» **Text shown**:
━━━━━━
The opinion of the court was delivered by: Judge Joan H. Lefkow
Petitioner Jorge Avitia ("Avitia") has filed a motion to vacate, set aside, or correct his sentence pursuant to 28 U.S.C. § 2255. Avitia challenges the 72-month sentence he received after pleading guilty to four criminal counts in connection with drug trafficking. In his petition, Avitia alleges two principal grounds for reduction of his sentence to within the range of 46--57 months: (1) constitutionally ineffective assistance of counsel for failing to file a notice of appeal; and (2) constitutionally ineffective assistance of counsel at his plea and sentencing hearings. Avitia also seeks an evidentiary hearing. For the following reasons, Avitia's petition is denied.
On April 13, 2006, Avitia was arrested in connection with alleged drug-trafficking activity. Eight days later, on April 21, he was released on $100,000 bond. On September 7, 2006, Avitia and two other co-defendants were indicted on sixteen drug-related counts. Avitia was named in Counts 1, 8, 10, 11, 12, 13, and 16, but he only pled guilty to Counts 1, 8, 11, and 16. Count One charged conspiracy to possess with the intent to distribute more than 500 grams of cocaine, and more than 100 grams of heroin in violation in 21 U.S.C. § 846 and 18 U.S.C. § 2. Counts Eight and Eleven charged possession with the intent to distribute a controlled substance, namely, more than 500 grams of mixtures containing cocaine, in violation of 21 U.S.C. § 841(a)(1) and 18 U.S.C. § 2. Count Sixteen charged knowing and intentional distribution of a controlled substance, namely, approximately 113.7 grams of mixtures containing cocaine, in violation of 21 U.S.C. § 841(a)(1). Initially, Avitia appeared before Magistrate Judge Maria Valdez on September 13, 2006 and entered a plea of not guilty.
After retaining counsel, Avitia entered a guilty plea before this court on April 3, 2008. Avitia's counsel objected to the sentencing-guideline calculations in the pre-sentence report ("PSR"), which recommended enhancing Avitia's sentence for his role in the offense*fn1 and for possession of a firearm in connection with the offense.*fn2 Because Avitia's counsel and the government could not agree on the terms of a suitable plea bargain, Avitia entered a blind plea and allowed the court to determine the sentence. Avitia faced a mandatory minimum sentence of five years, a minimum four-year term of supervised release, and a guidelines imprisonment range of 87 to 108 months.*fn3 At the July 30, 2008 sentencing hearing, Avitia's attorney argued for a downward departure from the guidelines sentencing range on the basis of the factors listed in 18 U.S.C. § 3553. Pursuant to this request, the court sentenced Avitia to 72 months imprisonment on the four counts, to run concurrently. The court also imposed four years of supervised release; a fine of $2500; and a special assessment of $400. On August 4, 2008, judgment was entered, and the clock began to run on the one-year statute-of-limitations period for filing a motion challenging the sentence. See 28 U.S.C. § 2255(f). Avitia did not file a notice of appeal within ten days of entry of judgment, which means his § 2255 motion is the only possible basis for relief.*fn4 Avitia filed his § 2255 motion on August 3, 2009-one day before it would have been time-barred-and thus it is timely.
━━━━━━
» **Data lines**:
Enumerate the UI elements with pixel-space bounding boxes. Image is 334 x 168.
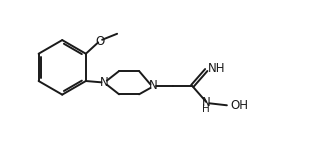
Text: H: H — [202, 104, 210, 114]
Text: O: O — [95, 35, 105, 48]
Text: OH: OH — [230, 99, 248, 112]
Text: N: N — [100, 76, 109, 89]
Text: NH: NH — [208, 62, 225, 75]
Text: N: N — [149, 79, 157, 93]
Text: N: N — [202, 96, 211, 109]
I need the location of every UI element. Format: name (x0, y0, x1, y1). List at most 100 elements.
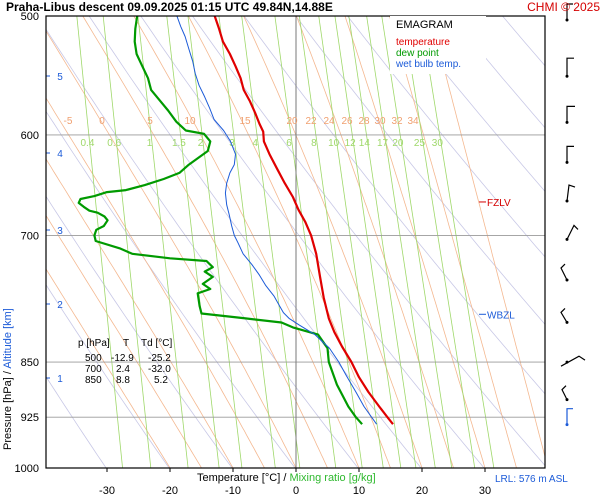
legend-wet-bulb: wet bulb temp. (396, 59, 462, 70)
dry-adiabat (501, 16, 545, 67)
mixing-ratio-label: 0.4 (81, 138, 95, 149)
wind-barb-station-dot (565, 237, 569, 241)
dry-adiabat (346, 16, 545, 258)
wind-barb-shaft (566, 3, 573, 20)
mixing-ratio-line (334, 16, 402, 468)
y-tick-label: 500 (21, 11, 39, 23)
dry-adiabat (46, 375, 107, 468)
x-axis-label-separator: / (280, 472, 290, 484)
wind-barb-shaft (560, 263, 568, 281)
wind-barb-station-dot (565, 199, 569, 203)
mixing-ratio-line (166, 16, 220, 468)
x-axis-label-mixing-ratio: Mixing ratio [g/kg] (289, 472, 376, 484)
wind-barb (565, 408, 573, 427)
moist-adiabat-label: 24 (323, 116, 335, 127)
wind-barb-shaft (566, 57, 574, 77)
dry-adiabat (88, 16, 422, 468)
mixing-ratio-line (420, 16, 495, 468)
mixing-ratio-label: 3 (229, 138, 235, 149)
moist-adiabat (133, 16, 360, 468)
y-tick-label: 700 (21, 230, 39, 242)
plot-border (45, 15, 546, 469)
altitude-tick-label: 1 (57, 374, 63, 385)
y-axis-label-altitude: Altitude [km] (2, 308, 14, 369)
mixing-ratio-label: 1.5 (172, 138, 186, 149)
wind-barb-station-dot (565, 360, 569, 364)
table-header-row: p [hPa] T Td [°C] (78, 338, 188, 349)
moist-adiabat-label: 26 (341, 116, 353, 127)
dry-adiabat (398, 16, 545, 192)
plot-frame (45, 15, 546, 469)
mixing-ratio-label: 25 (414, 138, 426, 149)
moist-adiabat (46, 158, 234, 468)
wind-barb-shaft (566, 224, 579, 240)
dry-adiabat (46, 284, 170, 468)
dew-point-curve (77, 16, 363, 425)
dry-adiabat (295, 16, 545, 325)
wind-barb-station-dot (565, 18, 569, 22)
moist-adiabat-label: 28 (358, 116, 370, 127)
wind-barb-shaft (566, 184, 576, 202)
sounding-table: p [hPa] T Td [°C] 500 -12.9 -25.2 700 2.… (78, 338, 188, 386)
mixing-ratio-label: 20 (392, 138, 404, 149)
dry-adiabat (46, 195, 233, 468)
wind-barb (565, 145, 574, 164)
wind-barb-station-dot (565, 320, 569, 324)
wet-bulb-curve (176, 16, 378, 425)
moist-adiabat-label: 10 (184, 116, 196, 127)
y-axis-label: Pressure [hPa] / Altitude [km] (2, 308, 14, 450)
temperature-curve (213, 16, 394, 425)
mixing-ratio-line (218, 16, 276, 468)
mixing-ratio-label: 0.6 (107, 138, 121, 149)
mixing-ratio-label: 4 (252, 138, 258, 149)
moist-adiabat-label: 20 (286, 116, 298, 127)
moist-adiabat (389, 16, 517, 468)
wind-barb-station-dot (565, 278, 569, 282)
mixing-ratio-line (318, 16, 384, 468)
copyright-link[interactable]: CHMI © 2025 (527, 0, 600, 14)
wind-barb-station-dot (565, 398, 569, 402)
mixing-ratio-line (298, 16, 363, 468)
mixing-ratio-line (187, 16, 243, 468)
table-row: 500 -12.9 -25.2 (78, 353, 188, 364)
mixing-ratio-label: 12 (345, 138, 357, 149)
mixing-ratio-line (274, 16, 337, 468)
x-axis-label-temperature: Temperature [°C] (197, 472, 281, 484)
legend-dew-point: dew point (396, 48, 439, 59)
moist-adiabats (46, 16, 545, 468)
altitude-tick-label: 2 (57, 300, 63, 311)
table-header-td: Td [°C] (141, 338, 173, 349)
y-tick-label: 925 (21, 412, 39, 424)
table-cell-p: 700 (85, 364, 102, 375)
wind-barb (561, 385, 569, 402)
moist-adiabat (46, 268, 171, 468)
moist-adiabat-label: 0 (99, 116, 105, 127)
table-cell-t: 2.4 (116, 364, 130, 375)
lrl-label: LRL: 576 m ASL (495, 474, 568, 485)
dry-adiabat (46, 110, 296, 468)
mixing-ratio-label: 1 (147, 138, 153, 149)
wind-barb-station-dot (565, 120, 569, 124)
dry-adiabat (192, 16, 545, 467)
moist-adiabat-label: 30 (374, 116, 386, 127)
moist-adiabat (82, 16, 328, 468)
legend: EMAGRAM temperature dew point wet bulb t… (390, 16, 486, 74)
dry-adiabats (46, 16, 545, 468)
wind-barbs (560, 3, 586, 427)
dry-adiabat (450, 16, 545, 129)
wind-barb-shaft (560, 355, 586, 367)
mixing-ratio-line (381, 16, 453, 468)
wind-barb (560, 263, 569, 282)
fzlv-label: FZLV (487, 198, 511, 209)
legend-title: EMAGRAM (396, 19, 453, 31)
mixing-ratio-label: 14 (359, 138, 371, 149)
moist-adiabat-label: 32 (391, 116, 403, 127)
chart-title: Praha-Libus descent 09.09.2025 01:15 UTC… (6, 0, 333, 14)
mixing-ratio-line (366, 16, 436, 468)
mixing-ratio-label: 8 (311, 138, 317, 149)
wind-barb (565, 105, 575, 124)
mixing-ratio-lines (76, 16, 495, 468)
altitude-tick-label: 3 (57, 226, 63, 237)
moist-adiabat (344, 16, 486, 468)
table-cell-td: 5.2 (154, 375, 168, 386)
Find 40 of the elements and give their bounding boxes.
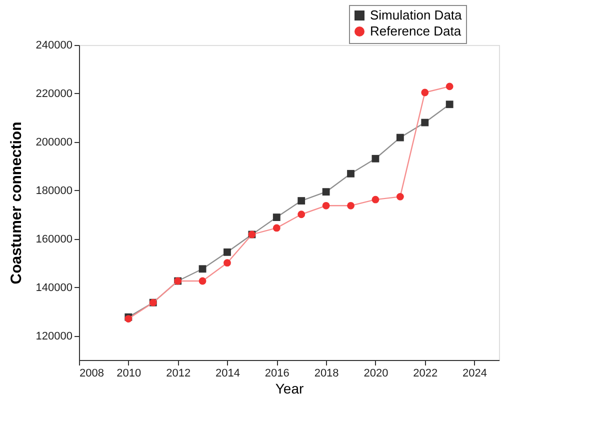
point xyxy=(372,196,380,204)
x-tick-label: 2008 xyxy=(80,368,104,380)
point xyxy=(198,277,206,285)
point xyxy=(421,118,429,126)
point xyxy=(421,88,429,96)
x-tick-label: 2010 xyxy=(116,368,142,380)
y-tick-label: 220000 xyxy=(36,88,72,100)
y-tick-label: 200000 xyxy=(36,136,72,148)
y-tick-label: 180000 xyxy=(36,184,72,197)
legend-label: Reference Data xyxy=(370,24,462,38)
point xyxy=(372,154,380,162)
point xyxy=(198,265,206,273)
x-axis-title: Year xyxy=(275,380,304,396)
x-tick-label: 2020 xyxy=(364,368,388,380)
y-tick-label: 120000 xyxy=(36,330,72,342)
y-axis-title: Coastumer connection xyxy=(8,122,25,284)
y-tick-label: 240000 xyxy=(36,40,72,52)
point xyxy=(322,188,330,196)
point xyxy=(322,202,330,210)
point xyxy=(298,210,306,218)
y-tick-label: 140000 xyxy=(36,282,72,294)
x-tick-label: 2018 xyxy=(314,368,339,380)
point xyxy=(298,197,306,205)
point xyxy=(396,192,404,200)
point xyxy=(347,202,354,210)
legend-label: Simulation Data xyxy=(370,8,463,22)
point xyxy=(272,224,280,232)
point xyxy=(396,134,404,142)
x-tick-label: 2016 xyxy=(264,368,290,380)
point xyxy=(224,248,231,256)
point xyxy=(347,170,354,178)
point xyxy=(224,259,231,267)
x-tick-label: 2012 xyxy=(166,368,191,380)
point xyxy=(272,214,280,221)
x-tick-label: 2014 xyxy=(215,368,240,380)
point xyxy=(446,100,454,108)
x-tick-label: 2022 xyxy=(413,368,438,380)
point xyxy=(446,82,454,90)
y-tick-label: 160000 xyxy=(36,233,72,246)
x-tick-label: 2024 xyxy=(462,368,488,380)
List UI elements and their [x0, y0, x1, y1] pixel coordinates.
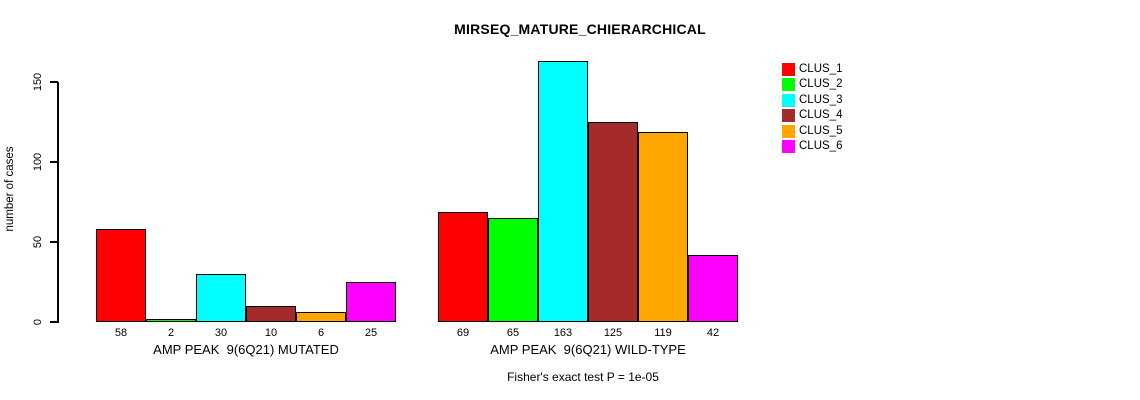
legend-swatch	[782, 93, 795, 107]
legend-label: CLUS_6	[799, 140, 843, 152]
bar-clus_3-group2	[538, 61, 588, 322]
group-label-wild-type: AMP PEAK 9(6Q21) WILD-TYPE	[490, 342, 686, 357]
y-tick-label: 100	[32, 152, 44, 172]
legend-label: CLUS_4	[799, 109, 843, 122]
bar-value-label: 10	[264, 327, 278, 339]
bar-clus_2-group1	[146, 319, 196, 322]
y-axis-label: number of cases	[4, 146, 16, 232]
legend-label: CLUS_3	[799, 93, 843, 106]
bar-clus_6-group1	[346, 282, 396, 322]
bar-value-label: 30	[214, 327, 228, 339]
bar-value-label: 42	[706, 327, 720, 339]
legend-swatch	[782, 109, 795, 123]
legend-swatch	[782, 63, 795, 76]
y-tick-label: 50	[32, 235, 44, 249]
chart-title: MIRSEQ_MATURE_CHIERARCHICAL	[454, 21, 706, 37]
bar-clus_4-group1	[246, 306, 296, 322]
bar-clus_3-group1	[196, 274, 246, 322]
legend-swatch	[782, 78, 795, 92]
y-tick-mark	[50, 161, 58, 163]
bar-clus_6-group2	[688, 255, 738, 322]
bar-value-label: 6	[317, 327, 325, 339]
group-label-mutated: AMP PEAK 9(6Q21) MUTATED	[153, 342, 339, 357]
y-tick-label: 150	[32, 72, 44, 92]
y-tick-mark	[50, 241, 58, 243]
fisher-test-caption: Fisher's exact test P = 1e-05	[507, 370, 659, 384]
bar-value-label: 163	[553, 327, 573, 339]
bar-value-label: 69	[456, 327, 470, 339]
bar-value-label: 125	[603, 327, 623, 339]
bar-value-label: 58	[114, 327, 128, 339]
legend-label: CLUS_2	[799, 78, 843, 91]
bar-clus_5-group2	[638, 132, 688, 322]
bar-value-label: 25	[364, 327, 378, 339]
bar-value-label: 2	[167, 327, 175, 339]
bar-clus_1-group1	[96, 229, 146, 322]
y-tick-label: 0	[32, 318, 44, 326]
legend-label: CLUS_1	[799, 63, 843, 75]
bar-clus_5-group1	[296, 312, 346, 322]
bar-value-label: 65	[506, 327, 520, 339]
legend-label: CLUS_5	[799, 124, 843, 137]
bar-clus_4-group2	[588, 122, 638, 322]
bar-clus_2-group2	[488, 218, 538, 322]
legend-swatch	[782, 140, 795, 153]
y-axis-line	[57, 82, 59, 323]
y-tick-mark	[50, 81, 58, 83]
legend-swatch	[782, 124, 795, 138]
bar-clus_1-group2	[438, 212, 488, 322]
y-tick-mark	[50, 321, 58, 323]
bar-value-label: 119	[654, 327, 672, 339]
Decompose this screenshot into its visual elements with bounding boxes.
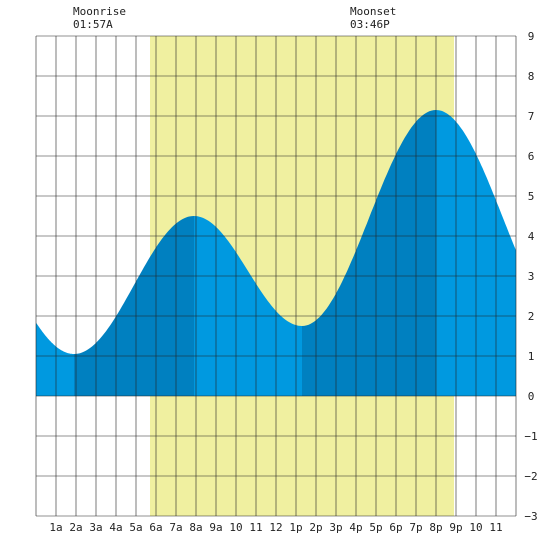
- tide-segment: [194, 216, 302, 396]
━━━━━━
» **Given exercise A**: In the court opinion above, reproduce the passage between "The opinion of" and "petition is denied.", inclusive.
» **Given exercise B**:
For each statement below, say yes or no according to the court opinion, and quote the words of the opinion that decide it.
(i) Avitia pled guilty to every count in which he was named.
(ii) The 72-month prison terms on the four counts were set to run concurrently.
(iii) Avitia filed a notice of appeal within ten days of entry of judgment.
» **Given exercise C**:
Answer these questions from the court opinion, one line each.
(i) On what date was Avitia arrested?
(ii) What guidelines imprisonment range did Avitia face?
(iii) What fine did the court impose?

» **Correct result A**:
The opinion of the court was delivered by: Judge Joan H. Lefkow
Petitioner Jorge Avitia ("Avitia") has filed a motion to vacate, set aside, or correct his sentence pursuant to 28 U.S.C. § 2255. Avitia challenges the 72-month sentence he received after pleading guilty to four criminal counts in connection with drug trafficking. In his petition, Avitia alleges two principal grounds for reduction of his sentence to within the range of 46--57 months: (1) constitutionally ineffective assistance of counsel for failing to file a notice of appeal; and (2) constitutionally ineffective assistance of counsel at his plea and sentencing hearings. Avitia also seeks an evidentiary hearing. For the following reasons, Avitia's petition is denied.

» **Correct result B**:
(i) No: "he only pled guilty to Counts 1, 8, 11, and 16."
(ii) Yes: "the court sentenced Avitia to 72 months imprisonment on the four counts, to run concurrently."
(iii) No: "Avitia did not file a notice of appeal within ten days of entry of judgment"

» **Correct result C**:
(i) April 13, 2006
(ii) 87 to 108 months
(iii) $2500